— start of GIVEN DATA —

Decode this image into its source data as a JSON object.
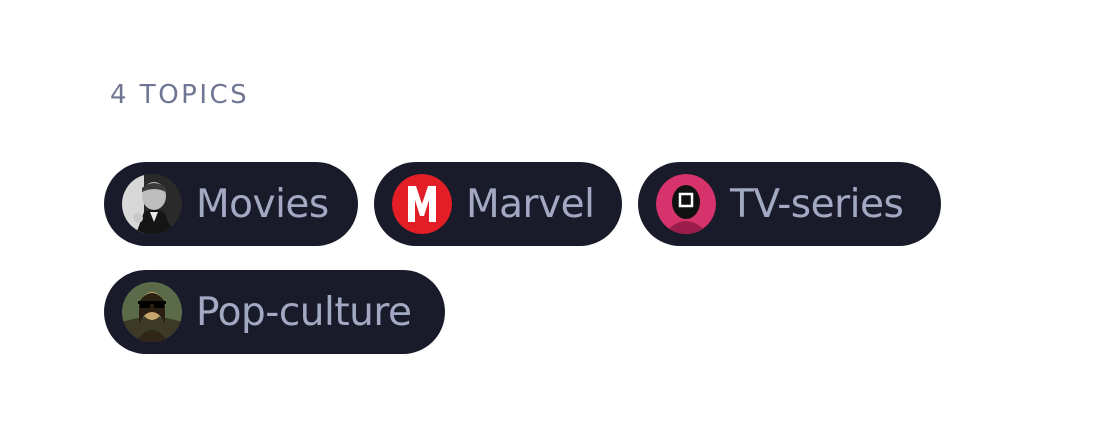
{
  "topics": {
    "count_label": "4 TOPICS",
    "items": [
      {
        "label": "Movies",
        "icon": "godfather-avatar-icon"
      },
      {
        "label": "Marvel",
        "icon": "marvel-logo-icon"
      },
      {
        "label": "TV-series",
        "icon": "squid-game-guard-icon"
      },
      {
        "label": "Pop-culture",
        "icon": "mona-lisa-sunglasses-icon"
      }
    ]
  },
  "colors": {
    "chip_background": "#1a1b2a",
    "chip_text": "#a3a8c3",
    "heading_text": "#6f7593",
    "marvel_red": "#e41e26",
    "squid_pink": "#d6336c"
  }
}
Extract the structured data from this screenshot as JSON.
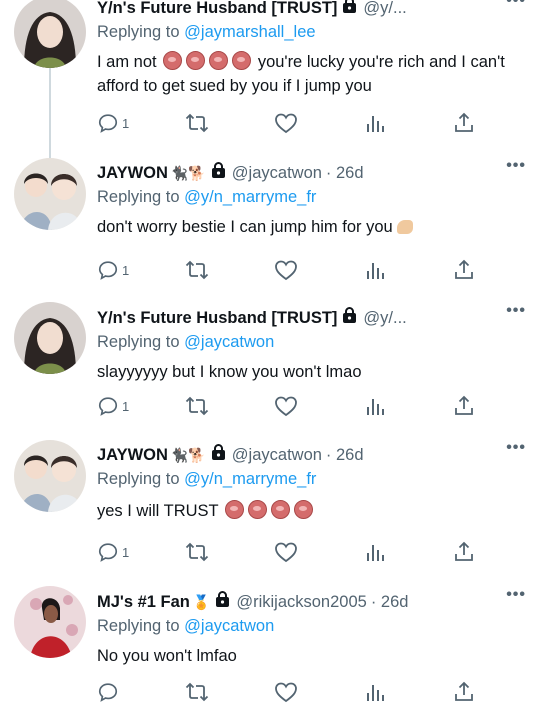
{
  "tweets": [
    {
      "name": "Y/n's Future Husband [TRUST]",
      "handle": "@y/...",
      "date": "",
      "emojis": "",
      "reply_prefix": "Replying to",
      "reply_to": "@jaymarshall_lee",
      "text_before": "I am not",
      "reaction_count": 4,
      "text_after": "you're lucky you're rich and I can't afford to get sued by you if I jump you",
      "reply_count": "1"
    },
    {
      "name": "JAYWON",
      "handle": "@jaycatwon",
      "date": "· 26d",
      "emojis": "🐈‍⬛🐕",
      "reply_prefix": "Replying to",
      "reply_to": "@y/n_marryme_fr",
      "text": "don't worry bestie I can jump him for you",
      "reply_count": "1"
    },
    {
      "name": "Y/n's Future Husband [TRUST]",
      "handle": "@y/...",
      "date": "",
      "emojis": "",
      "reply_prefix": "Replying to",
      "reply_to": "@jaycatwon",
      "text": "slayyyyyy but I know you won't lmao",
      "reply_count": "1"
    },
    {
      "name": "JAYWON",
      "handle": "@jaycatwon",
      "date": "· 26d",
      "emojis": "🐈‍⬛🐕",
      "reply_prefix": "Replying to",
      "reply_to": "@y/n_marryme_fr",
      "text": "yes I will TRUST",
      "reaction_count": 4,
      "reply_count": "1"
    },
    {
      "name": "MJ's #1 Fan",
      "handle": "@rikijackson2005",
      "date": "· 26d",
      "emojis": "🏅",
      "reply_prefix": "Replying to",
      "reply_to": "@jaycatwon",
      "text": "No you won't lmfao",
      "reply_count": ""
    }
  ],
  "more_label": "•••",
  "colors": {
    "link": "#1d9bf0",
    "secondary": "#536471",
    "text": "#0f1419"
  },
  "icons": [
    "reply-icon",
    "retweet-icon",
    "like-icon",
    "views-icon",
    "share-icon",
    "lock-icon",
    "more-icon"
  ]
}
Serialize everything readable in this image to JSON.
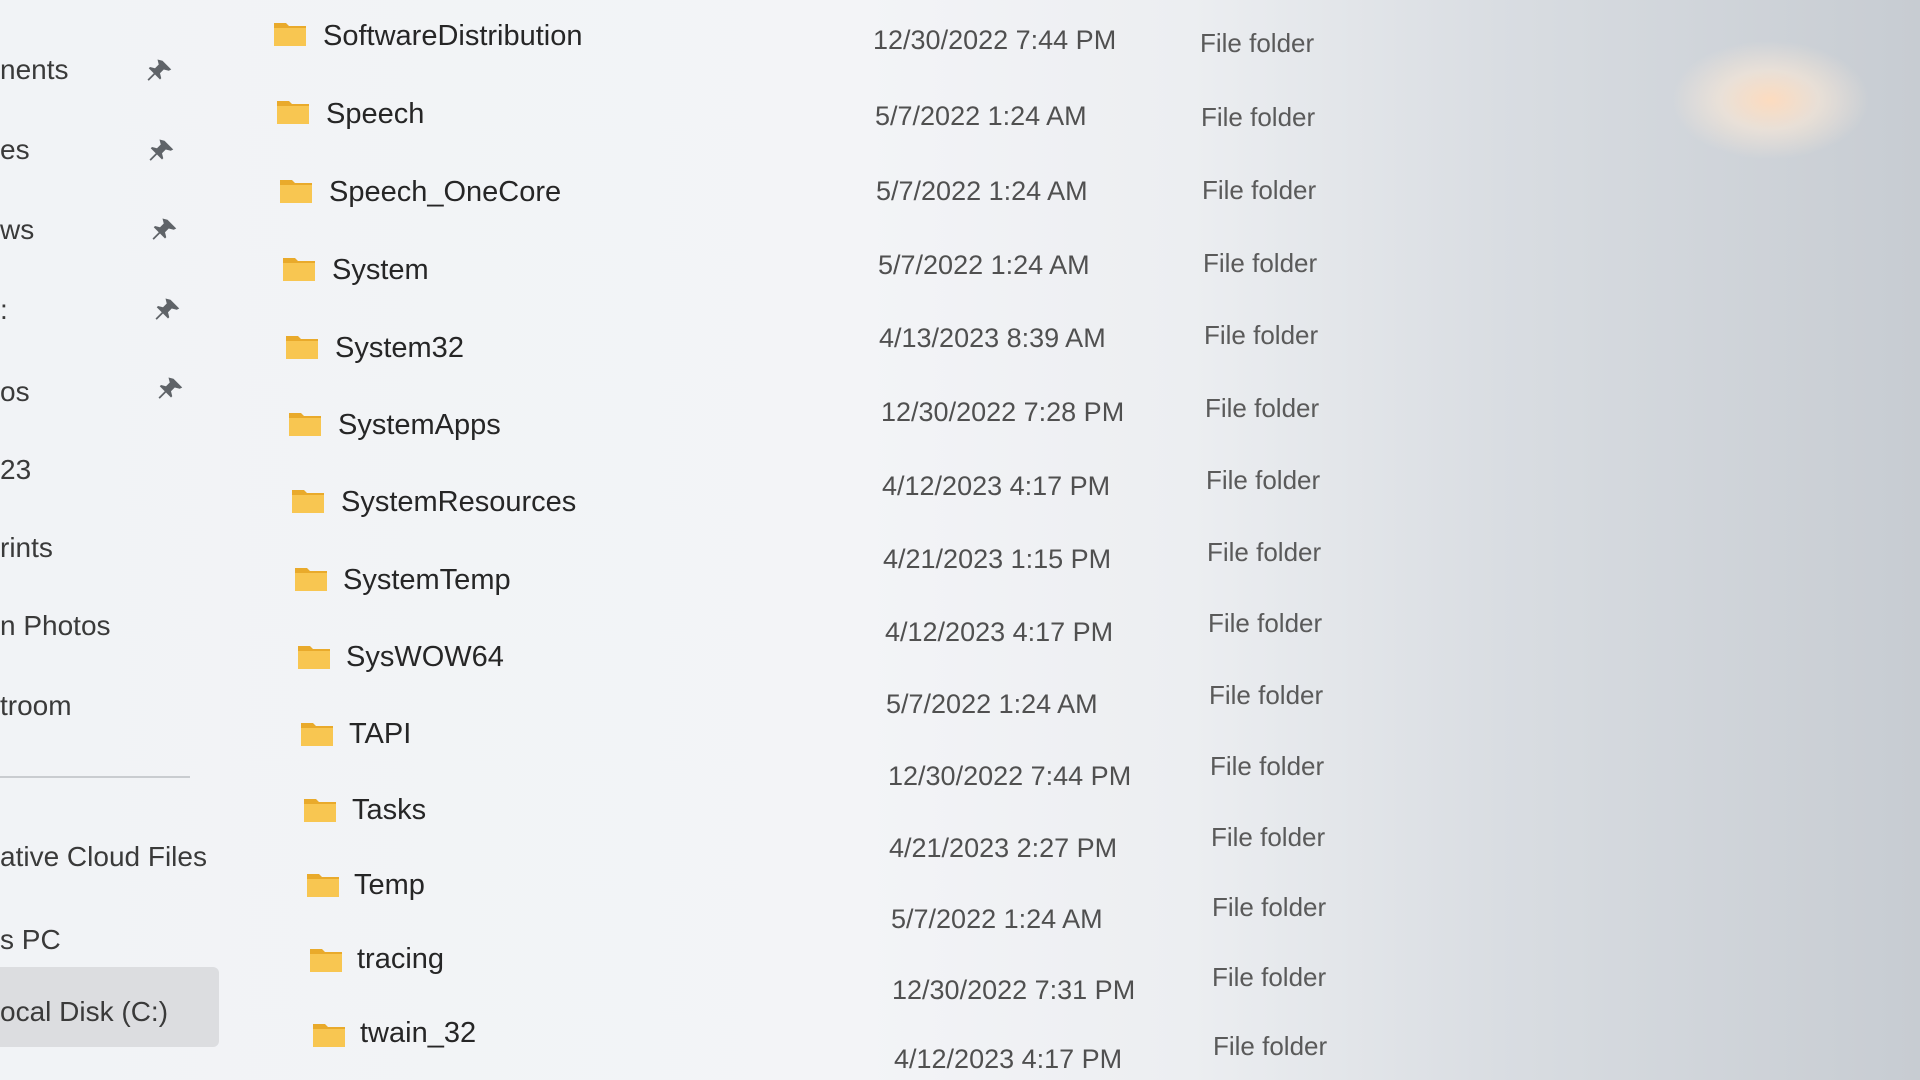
{
  "sidebar": {
    "items": [
      {
        "label": "nents",
        "pinned": true
      },
      {
        "label": "es",
        "pinned": true
      },
      {
        "label": "ws",
        "pinned": true
      },
      {
        "label": ":",
        "pinned": true
      },
      {
        "label": "os",
        "pinned": true
      },
      {
        "label": "23",
        "pinned": false
      },
      {
        "label": "rints",
        "pinned": false
      },
      {
        "label": "n Photos",
        "pinned": false
      },
      {
        "label": "troom",
        "pinned": false
      },
      {
        "label": "ative Cloud Files",
        "pinned": false
      },
      {
        "label": "s PC",
        "pinned": false
      },
      {
        "label": "ocal Disk (C:)",
        "pinned": false,
        "selected": true
      }
    ]
  },
  "files": [
    {
      "name": "SoftwareDistribution",
      "date": "12/30/2022 7:44 PM",
      "type": "File folder"
    },
    {
      "name": "Speech",
      "date": "5/7/2022 1:24 AM",
      "type": "File folder"
    },
    {
      "name": "Speech_OneCore",
      "date": "5/7/2022 1:24 AM",
      "type": "File folder"
    },
    {
      "name": "System",
      "date": "5/7/2022 1:24 AM",
      "type": "File folder"
    },
    {
      "name": "System32",
      "date": "4/13/2023 8:39 AM",
      "type": "File folder"
    },
    {
      "name": "SystemApps",
      "date": "12/30/2022 7:28 PM",
      "type": "File folder"
    },
    {
      "name": "SystemResources",
      "date": "4/12/2023 4:17 PM",
      "type": "File folder"
    },
    {
      "name": "SystemTemp",
      "date": "4/21/2023 1:15 PM",
      "type": "File folder"
    },
    {
      "name": "SysWOW64",
      "date": "4/12/2023 4:17 PM",
      "type": "File folder"
    },
    {
      "name": "TAPI",
      "date": "5/7/2022 1:24 AM",
      "type": "File folder"
    },
    {
      "name": "Tasks",
      "date": "12/30/2022 7:44 PM",
      "type": "File folder"
    },
    {
      "name": "Temp",
      "date": "4/21/2023 2:27 PM",
      "type": "File folder"
    },
    {
      "name": "tracing",
      "date": "5/7/2022 1:24 AM",
      "type": "File folder"
    },
    {
      "name": "twain_32",
      "date": "12/30/2022 7:31 PM",
      "type": "File folder"
    },
    {
      "name": "",
      "date": "4/12/2023 4:17 PM",
      "type": "File folder"
    }
  ],
  "colors": {
    "folder": "#f8c651",
    "folder_tab": "#e9aa2b",
    "pin": "#5f6368"
  },
  "icons": {
    "folder": "folder-icon",
    "pin": "pin-icon"
  }
}
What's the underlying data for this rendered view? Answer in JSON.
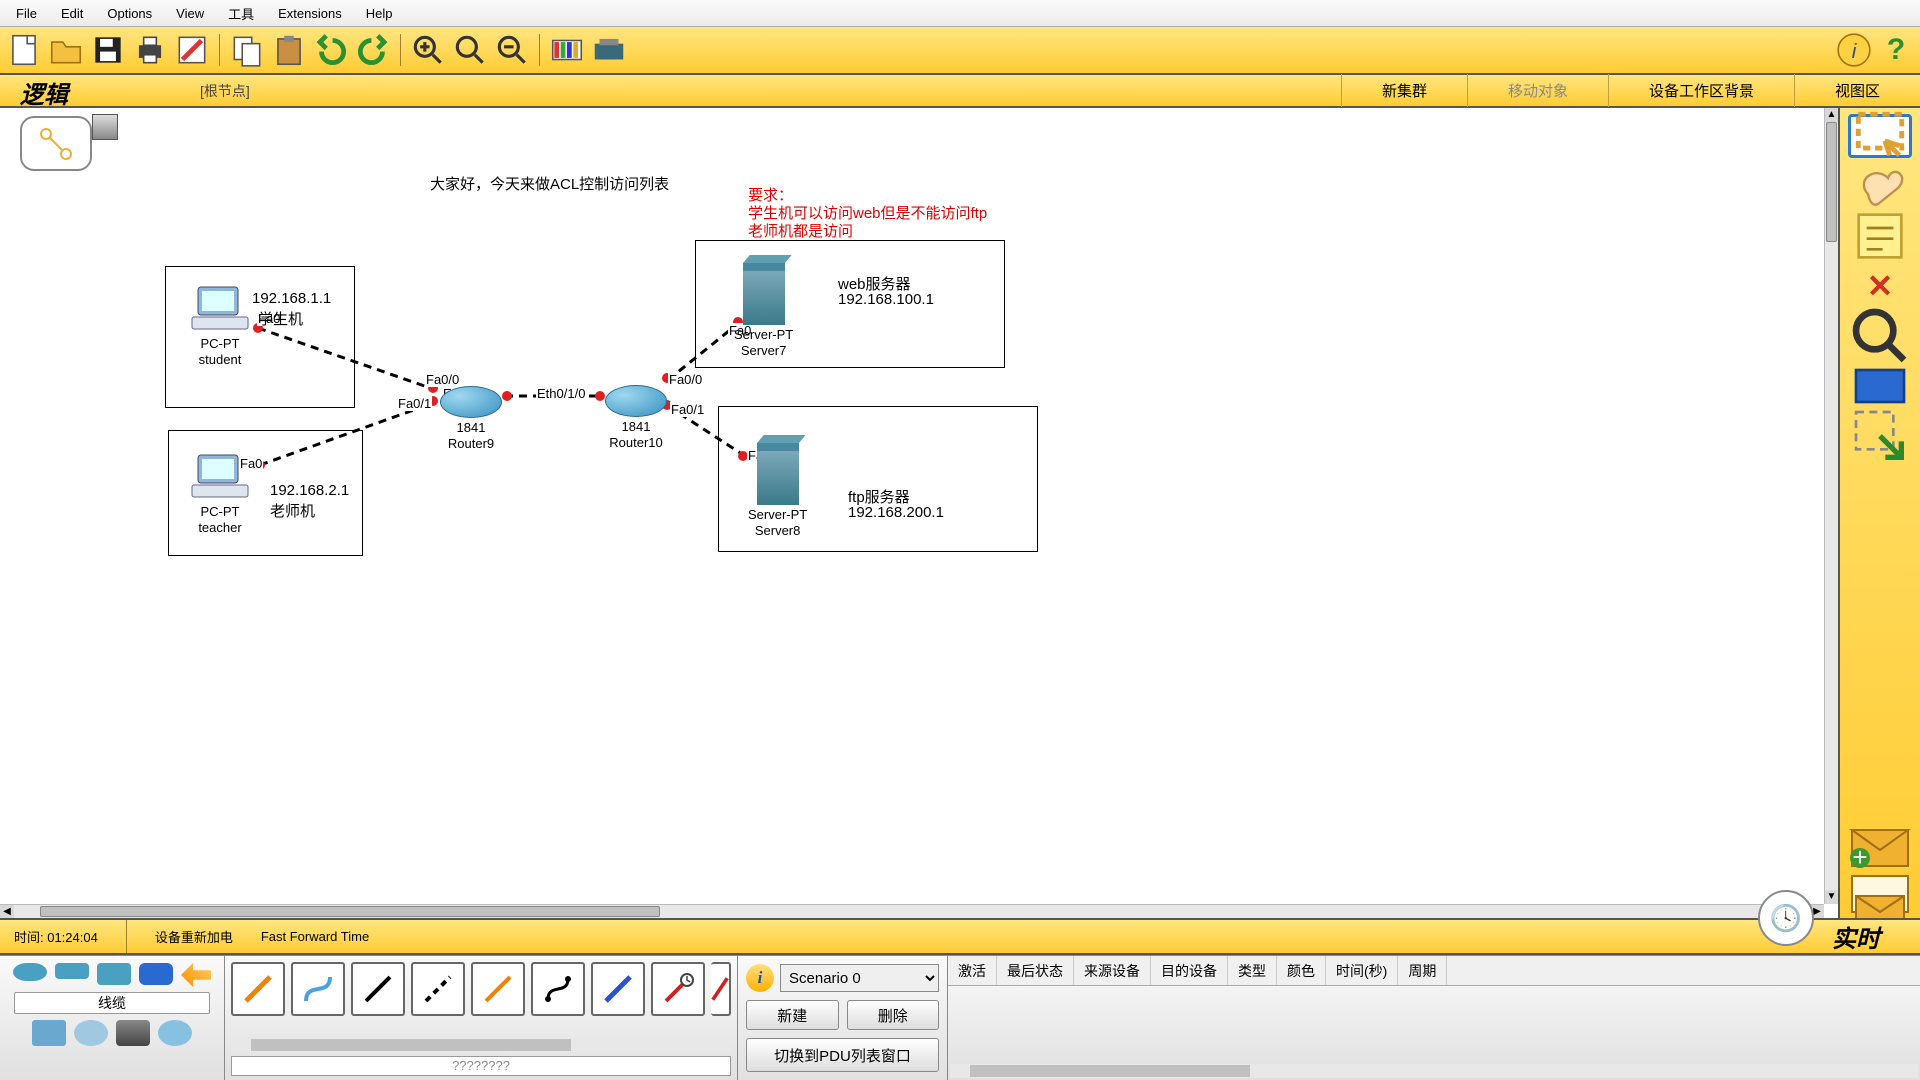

— end of GIVEN DATA —

WHAT YOU SHOULD DO:
Write the full listing out again with every line unchanged, but include no pictures.

RESPONSE:
Decode this image into its source data as a JSON object.
{
  "topics": {
    "count_label": "4 TOPICS",
    "items": [
      {
        "label": "Movies",
        "icon": "godfather-avatar-icon"
      },
      {
        "label": "Marvel",
        "icon": "marvel-logo-icon"
      },
      {
        "label": "TV-series",
        "icon": "squid-game-guard-icon"
      },
      {
        "label": "Pop-culture",
        "icon": "mona-lisa-sunglasses-icon"
      }
    ]
  },
  "colors": {
    "chip_background": "#1a1b2a",
    "chip_text": "#a3a8c3",
    "heading_text": "#6f7593",
    "marvel_red": "#e41e26",
    "squid_pink": "#d6336c"
  }
}
Extract the structured data from this screenshot as JSON.
{
  "tweets": [
    {
      "name": "Y/n's Future Husband [TRUST]",
      "handle": "@y/...",
      "date": "",
      "emojis": "",
      "reply_prefix": "Replying to",
      "reply_to": "@jaymarshall_lee",
      "text_before": "I am not",
      "reaction_count": 4,
      "text_after": "you're lucky you're rich and I can't afford to get sued by you if I jump you",
      "reply_count": "1"
    },
    {
      "name": "JAYWON",
      "handle": "@jaycatwon",
      "date": "· 26d",
      "emojis": "🐈‍⬛🐕",
      "reply_prefix": "Replying to",
      "reply_to": "@y/n_marryme_fr",
      "text": "don't worry bestie I can jump him for you",
      "reply_count": "1"
    },
    {
      "name": "Y/n's Future Husband [TRUST]",
      "handle": "@y/...",
      "date": "",
      "emojis": "",
      "reply_prefix": "Replying to",
      "reply_to": "@jaycatwon",
      "text": "slayyyyyy but I know you won't lmao",
      "reply_count": "1"
    },
    {
      "name": "JAYWON",
      "handle": "@jaycatwon",
      "date": "· 26d",
      "emojis": "🐈‍⬛🐕",
      "reply_prefix": "Replying to",
      "reply_to": "@y/n_marryme_fr",
      "text": "yes I will TRUST",
      "reaction_count": 4,
      "reply_count": "1"
    },
    {
      "name": "MJ's #1 Fan",
      "handle": "@rikijackson2005",
      "date": "· 26d",
      "emojis": "🏅",
      "reply_prefix": "Replying to",
      "reply_to": "@jaycatwon",
      "text": "No you won't lmfao",
      "reply_count": ""
    }
  ],
  "more_label": "•••",
  "colors": {
    "link": "#1d9bf0",
    "secondary": "#536471",
    "text": "#0f1419"
  },
  "icons": [
    "reply-icon",
    "retweet-icon",
    "like-icon",
    "views-icon",
    "share-icon",
    "lock-icon",
    "more-icon"
  ]
}
Serialize everything readable in this image to JSON.
{
  "sidebar": {
    "items": [
      {
        "label": "nents",
        "pinned": true
      },
      {
        "label": "es",
        "pinned": true
      },
      {
        "label": "ws",
        "pinned": true
      },
      {
        "label": ":",
        "pinned": true
      },
      {
        "label": "os",
        "pinned": true
      },
      {
        "label": "23",
        "pinned": false
      },
      {
        "label": "rints",
        "pinned": false
      },
      {
        "label": "n Photos",
        "pinned": false
      },
      {
        "label": "troom",
        "pinned": false
      },
      {
        "label": "ative Cloud Files",
        "pinned": false
      },
      {
        "label": "s PC",
        "pinned": false
      },
      {
        "label": "ocal Disk (C:)",
        "pinned": false,
        "selected": true
      }
    ]
  },
  "files": [
    {
      "name": "SoftwareDistribution",
      "date": "12/30/2022 7:44 PM",
      "type": "File folder"
    },
    {
      "name": "Speech",
      "date": "5/7/2022 1:24 AM",
      "type": "File folder"
    },
    {
      "name": "Speech_OneCore",
      "date": "5/7/2022 1:24 AM",
      "type": "File folder"
    },
    {
      "name": "System",
      "date": "5/7/2022 1:24 AM",
      "type": "File folder"
    },
    {
      "name": "System32",
      "date": "4/13/2023 8:39 AM",
      "type": "File folder"
    },
    {
      "name": "SystemApps",
      "date": "12/30/2022 7:28 PM",
      "type": "File folder"
    },
    {
      "name": "SystemResources",
      "date": "4/12/2023 4:17 PM",
      "type": "File folder"
    },
    {
      "name": "SystemTemp",
      "date": "4/21/2023 1:15 PM",
      "type": "File folder"
    },
    {
      "name": "SysWOW64",
      "date": "4/12/2023 4:17 PM",
      "type": "File folder"
    },
    {
      "name": "TAPI",
      "date": "5/7/2022 1:24 AM",
      "type": "File folder"
    },
    {
      "name": "Tasks",
      "date": "12/30/2022 7:44 PM",
      "type": "File folder"
    },
    {
      "name": "Temp",
      "date": "4/21/2023 2:27 PM",
      "type": "File folder"
    },
    {
      "name": "tracing",
      "date": "5/7/2022 1:24 AM",
      "type": "File folder"
    },
    {
      "name": "twain_32",
      "date": "12/30/2022 7:31 PM",
      "type": "File folder"
    },
    {
      "name": "",
      "date": "4/12/2023 4:17 PM",
      "type": "File folder"
    }
  ],
  "colors": {
    "folder": "#f8c651",
    "folder_tab": "#e9aa2b",
    "pin": "#5f6368"
  },
  "icons": {
    "folder": "folder-icon",
    "pin": "pin-icon"
  }
}
What's the underlying data for this rendered view? Answer in JSON.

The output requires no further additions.